● Data provided
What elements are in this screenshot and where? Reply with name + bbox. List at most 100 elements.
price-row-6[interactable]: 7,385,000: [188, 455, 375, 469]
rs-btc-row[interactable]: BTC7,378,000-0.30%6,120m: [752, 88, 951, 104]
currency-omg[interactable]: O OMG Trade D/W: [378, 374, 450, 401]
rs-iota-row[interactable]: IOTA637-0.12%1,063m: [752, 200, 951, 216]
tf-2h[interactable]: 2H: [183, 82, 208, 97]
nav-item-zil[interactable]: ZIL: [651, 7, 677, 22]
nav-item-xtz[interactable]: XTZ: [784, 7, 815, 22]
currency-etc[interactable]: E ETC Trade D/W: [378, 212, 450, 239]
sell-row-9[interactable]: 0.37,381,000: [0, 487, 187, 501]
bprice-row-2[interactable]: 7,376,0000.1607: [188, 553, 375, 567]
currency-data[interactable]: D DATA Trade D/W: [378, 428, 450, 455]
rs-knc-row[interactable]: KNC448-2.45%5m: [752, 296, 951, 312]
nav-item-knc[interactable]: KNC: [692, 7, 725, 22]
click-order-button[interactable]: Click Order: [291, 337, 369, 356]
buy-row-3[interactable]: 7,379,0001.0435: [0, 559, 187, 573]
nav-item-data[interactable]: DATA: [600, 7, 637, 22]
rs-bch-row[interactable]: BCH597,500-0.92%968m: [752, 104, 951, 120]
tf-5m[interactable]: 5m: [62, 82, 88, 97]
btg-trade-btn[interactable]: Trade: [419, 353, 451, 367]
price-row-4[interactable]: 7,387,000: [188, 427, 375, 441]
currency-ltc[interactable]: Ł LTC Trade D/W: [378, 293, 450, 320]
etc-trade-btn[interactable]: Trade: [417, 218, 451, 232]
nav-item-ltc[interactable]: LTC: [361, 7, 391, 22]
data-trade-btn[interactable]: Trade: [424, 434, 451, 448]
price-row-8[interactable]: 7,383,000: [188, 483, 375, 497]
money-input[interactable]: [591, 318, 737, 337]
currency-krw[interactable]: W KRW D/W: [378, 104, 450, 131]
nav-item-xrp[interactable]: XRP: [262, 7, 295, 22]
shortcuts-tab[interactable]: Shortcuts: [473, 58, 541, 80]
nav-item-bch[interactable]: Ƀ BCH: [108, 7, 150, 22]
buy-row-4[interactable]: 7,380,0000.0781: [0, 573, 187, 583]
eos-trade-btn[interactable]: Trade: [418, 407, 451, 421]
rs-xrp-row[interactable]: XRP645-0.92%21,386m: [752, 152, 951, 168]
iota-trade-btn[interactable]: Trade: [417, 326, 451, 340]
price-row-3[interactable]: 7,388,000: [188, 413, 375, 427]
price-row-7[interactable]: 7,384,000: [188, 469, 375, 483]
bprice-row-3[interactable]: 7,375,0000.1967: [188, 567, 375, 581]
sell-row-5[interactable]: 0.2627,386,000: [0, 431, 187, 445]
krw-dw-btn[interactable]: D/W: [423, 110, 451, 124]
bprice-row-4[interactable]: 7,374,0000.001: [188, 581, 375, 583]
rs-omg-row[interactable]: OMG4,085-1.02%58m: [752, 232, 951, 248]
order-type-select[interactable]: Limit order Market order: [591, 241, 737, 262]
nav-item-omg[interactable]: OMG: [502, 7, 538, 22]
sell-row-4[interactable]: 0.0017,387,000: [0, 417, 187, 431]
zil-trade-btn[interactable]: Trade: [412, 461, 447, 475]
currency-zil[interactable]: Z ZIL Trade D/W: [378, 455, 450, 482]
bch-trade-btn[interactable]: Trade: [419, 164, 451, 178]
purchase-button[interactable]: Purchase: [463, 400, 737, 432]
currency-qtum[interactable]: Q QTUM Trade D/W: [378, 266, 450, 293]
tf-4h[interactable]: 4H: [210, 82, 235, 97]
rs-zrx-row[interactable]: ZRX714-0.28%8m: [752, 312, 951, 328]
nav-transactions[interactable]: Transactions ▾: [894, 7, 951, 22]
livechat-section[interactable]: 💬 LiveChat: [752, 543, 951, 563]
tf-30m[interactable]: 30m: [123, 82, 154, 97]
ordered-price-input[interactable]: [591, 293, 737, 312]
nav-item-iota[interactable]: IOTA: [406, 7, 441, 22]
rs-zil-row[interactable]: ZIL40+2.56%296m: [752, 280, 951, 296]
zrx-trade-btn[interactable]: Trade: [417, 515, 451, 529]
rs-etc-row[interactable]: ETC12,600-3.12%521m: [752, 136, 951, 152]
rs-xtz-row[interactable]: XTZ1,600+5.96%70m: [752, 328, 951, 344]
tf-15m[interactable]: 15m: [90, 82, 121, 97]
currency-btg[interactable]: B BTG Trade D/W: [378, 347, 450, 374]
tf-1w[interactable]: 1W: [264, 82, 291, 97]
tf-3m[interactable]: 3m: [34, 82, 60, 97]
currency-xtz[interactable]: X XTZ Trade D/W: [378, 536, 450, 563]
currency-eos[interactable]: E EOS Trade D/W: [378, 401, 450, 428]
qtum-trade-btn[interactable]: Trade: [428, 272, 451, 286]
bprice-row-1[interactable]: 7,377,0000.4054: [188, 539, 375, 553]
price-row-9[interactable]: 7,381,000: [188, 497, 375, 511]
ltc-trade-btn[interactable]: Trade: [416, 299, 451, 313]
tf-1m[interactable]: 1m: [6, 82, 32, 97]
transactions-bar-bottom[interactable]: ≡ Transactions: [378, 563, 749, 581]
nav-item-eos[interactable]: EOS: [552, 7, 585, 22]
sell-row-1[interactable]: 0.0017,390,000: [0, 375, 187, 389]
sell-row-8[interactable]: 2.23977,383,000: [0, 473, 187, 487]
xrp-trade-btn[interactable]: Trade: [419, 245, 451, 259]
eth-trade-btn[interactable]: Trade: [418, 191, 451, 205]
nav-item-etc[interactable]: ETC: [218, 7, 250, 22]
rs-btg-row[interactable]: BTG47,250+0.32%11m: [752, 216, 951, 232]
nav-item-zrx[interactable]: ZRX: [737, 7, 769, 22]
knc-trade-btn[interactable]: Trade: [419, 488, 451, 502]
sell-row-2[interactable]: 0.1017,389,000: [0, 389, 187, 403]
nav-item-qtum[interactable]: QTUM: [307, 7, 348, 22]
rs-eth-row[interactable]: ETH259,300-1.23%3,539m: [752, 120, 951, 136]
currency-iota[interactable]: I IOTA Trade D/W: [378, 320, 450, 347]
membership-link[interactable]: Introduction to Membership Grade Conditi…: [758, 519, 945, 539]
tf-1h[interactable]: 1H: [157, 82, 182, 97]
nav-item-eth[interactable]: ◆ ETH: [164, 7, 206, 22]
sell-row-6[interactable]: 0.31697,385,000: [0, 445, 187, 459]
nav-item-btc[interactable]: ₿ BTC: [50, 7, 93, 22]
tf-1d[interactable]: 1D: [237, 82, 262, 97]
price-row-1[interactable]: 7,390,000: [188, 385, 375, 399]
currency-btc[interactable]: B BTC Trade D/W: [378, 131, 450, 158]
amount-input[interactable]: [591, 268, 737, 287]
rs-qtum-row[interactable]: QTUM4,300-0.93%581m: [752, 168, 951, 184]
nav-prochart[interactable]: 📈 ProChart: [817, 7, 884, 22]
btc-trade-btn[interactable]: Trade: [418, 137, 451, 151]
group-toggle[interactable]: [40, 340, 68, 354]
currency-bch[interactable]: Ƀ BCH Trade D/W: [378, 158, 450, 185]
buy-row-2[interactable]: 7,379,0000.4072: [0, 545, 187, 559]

● Stated exercise
Rewrite every line of the records above as a numbered list, one line per entry, and skip any blank lines.

● Result for this exercise
1. What elements are in this screenshot and where? Reply with name + bbox. List at most 100 elements.
2. price-row-6[interactable]: 7,385,000: [188, 455, 375, 469]
3. rs-btc-row[interactable]: BTC7,378,000-0.30%6,120m: [752, 88, 951, 104]
4. currency-omg[interactable]: O OMG Trade D/W: [378, 374, 450, 401]
5. rs-iota-row[interactable]: IOTA637-0.12%1,063m: [752, 200, 951, 216]
6. tf-2h[interactable]: 2H: [183, 82, 208, 97]
7. nav-item-zil[interactable]: ZIL: [651, 7, 677, 22]
8. nav-item-xtz[interactable]: XTZ: [784, 7, 815, 22]
9. currency-etc[interactable]: E ETC Trade D/W: [378, 212, 450, 239]
10. sell-row-9[interactable]: 0.37,381,000: [0, 487, 187, 501]
11. bprice-row-2[interactable]: 7,376,0000.1607: [188, 553, 375, 567]
12. currency-data[interactable]: D DATA Trade D/W: [378, 428, 450, 455]
13. rs-knc-row[interactable]: KNC448-2.45%5m: [752, 296, 951, 312]
14. nav-item-knc[interactable]: KNC: [692, 7, 725, 22]
15. click-order-button[interactable]: Click Order: [291, 337, 369, 356]
16. buy-row-3[interactable]: 7,379,0001.0435: [0, 559, 187, 573]
17. nav-item-data[interactable]: DATA: [600, 7, 637, 22]
18. rs-bch-row[interactable]: BCH597,500-0.92%968m: [752, 104, 951, 120]
19. tf-5m[interactable]: 5m: [62, 82, 88, 97]
20. btg-trade-btn[interactable]: Trade: [419, 353, 451, 367]
21. price-row-4[interactable]: 7,387,000: [188, 427, 375, 441]
22. currency-ltc[interactable]: Ł LTC Trade D/W: [378, 293, 450, 320]
23. etc-trade-btn[interactable]: Trade: [417, 218, 451, 232]
24. nav-item-ltc[interactable]: LTC: [361, 7, 391, 22]
25. data-trade-btn[interactable]: Trade: [424, 434, 451, 448]
26. price-row-8[interactable]: 7,383,000: [188, 483, 375, 497]
27. money-input[interactable]: [591, 318, 737, 337]
28. currency-krw[interactable]: W KRW D/W: [378, 104, 450, 131]
29. nav-item-xrp[interactable]: XRP: [262, 7, 295, 22]
30. shortcuts-tab[interactable]: Shortcuts: [473, 58, 541, 80]
31. nav-item-bch[interactable]: Ƀ BCH: [108, 7, 150, 22]
32. buy-row-4[interactable]: 7,380,0000.0781: [0, 573, 187, 583]
33. eos-trade-btn[interactable]: Trade: [418, 407, 451, 421]
34. rs-xrp-row[interactable]: XRP645-0.92%21,386m: [752, 152, 951, 168]
35. iota-trade-btn[interactable]: Trade: [417, 326, 451, 340]
36. price-row-3[interactable]: 7,388,000: [188, 413, 375, 427]
37. price-row-7[interactable]: 7,384,000: [188, 469, 375, 483]
38. bprice-row-3[interactable]: 7,375,0000.1967: [188, 567, 375, 581]
39. sell-row-5[interactable]: 0.2627,386,000: [0, 431, 187, 445]
40. krw-dw-btn[interactable]: D/W: [423, 110, 451, 124]
41. bprice-row-4[interactable]: 7,374,0000.001: [188, 581, 375, 583]
42. rs-omg-row[interactable]: OMG4,085-1.02%58m: [752, 232, 951, 248]
43. order-type-select[interactable]: Limit order Market order: [591, 241, 737, 262]
44. nav-item-omg[interactable]: OMG: [502, 7, 538, 22]
45. sell-row-4[interactable]: 0.0017,387,000: [0, 417, 187, 431]
46. zil-trade-btn[interactable]: Trade: [412, 461, 447, 475]
47. currency-zil[interactable]: Z ZIL Trade D/W: [378, 455, 450, 482]
48. bch-trade-btn[interactable]: Trade: [419, 164, 451, 178]
49. purchase-button[interactable]: Purchase: [463, 400, 737, 432]
50. currency-qtum[interactable]: Q QTUM Trade D/W: [378, 266, 450, 293]
51. tf-4h[interactable]: 4H: [210, 82, 235, 97]
52. rs-zrx-row[interactable]: ZRX714-0.28%8m: [752, 312, 951, 328]
53. nav-transactions[interactable]: Transactions ▾: [894, 7, 951, 22]
54. livechat-section[interactable]: 💬 LiveChat: [752, 543, 951, 563]
55. tf-30m[interactable]: 30m: [123, 82, 154, 97]
56. ordered-price-input[interactable]: [591, 293, 737, 312]
57. nav-item-iota[interactable]: IOTA: [406, 7, 441, 22]
58. rs-zil-row[interactable]: ZIL40+2.56%296m: [752, 280, 951, 296]
59. zrx-trade-btn[interactable]: Trade: [417, 515, 451, 529]
60. rs-etc-row[interactable]: ETC12,600-3.12%521m: [752, 136, 951, 152]
61. rs-xtz-row[interactable]: XTZ1,600+5.96%70m: [752, 328, 951, 344]
62. tf-15m[interactable]: 15m: [90, 82, 121, 97]
63. currency-btg[interactable]: B BTG Trade D/W: [378, 347, 450, 374]
64. tf-1w[interactable]: 1W: [264, 82, 291, 97]
65. tf-3m[interactable]: 3m: [34, 82, 60, 97]
66. currency-xtz[interactable]: X XTZ Trade D/W: [378, 536, 450, 563]
67. currency-eos[interactable]: E EOS Trade D/W: [378, 401, 450, 428]
68. qtum-trade-btn[interactable]: Trade: [428, 272, 451, 286]
69. bprice-row-1[interactable]: 7,377,0000.4054: [188, 539, 375, 553]
70. price-row-9[interactable]: 7,381,000: [188, 497, 375, 511]
71. ltc-trade-btn[interactable]: Trade: [416, 299, 451, 313]
72. tf-1m[interactable]: 1m: [6, 82, 32, 97]
73. transactions-bar-bottom[interactable]: ≡ Transactions: [378, 563, 749, 581]
74. nav-item-eos[interactable]: EOS: [552, 7, 585, 22]
75. sell-row-1[interactable]: 0.0017,390,000: [0, 375, 187, 389]
76. sell-row-8[interactable]: 2.23977,383,000: [0, 473, 187, 487]
77. xrp-trade-btn[interactable]: Trade: [419, 245, 451, 259]
78. eth-trade-btn[interactable]: Trade: [418, 191, 451, 205]
79. nav-item-etc[interactable]: ETC: [218, 7, 250, 22]
80. rs-btg-row[interactable]: BTG47,250+0.32%11m: [752, 216, 951, 232]
81. nav-item-zrx[interactable]: ZRX: [737, 7, 769, 22]
82. knc-trade-btn[interactable]: Trade: [419, 488, 451, 502]
83. sell-row-2[interactable]: 0.1017,389,000: [0, 389, 187, 403]
84. nav-item-qtum[interactable]: QTUM: [307, 7, 348, 22]
85. rs-eth-row[interactable]: ETH259,300-1.23%3,539m: [752, 120, 951, 136]
86. currency-iota[interactable]: I IOTA Trade D/W: [378, 320, 450, 347]
87. membership-link[interactable]: Introduction to Membership Grade Conditi…: [758, 519, 945, 539]
88. tf-1h[interactable]: 1H: [157, 82, 182, 97]
89. nav-item-eth[interactable]: ◆ ETH: [164, 7, 206, 22]
90. sell-row-6[interactable]: 0.31697,385,000: [0, 445, 187, 459]
91. nav-item-btc[interactable]: ₿ BTC: [50, 7, 93, 22]
92. tf-1d[interactable]: 1D: [237, 82, 262, 97]
93. price-row-1[interactable]: 7,390,000: [188, 385, 375, 399]
94. currency-btc[interactable]: B BTC Trade D/W: [378, 131, 450, 158]
95. amount-input[interactable]: [591, 268, 737, 287]
96. rs-qtum-row[interactable]: QTUM4,300-0.93%581m: [752, 168, 951, 184]
97. nav-prochart[interactable]: 📈 ProChart: [817, 7, 884, 22]
98. btc-trade-btn[interactable]: Trade: [418, 137, 451, 151]
99. group-toggle[interactable]: [40, 340, 68, 354]
100. currency-bch[interactable]: Ƀ BCH Trade D/W: [378, 158, 450, 185]
101. buy-row-2[interactable]: 7,379,0000.4072: [0, 545, 187, 559]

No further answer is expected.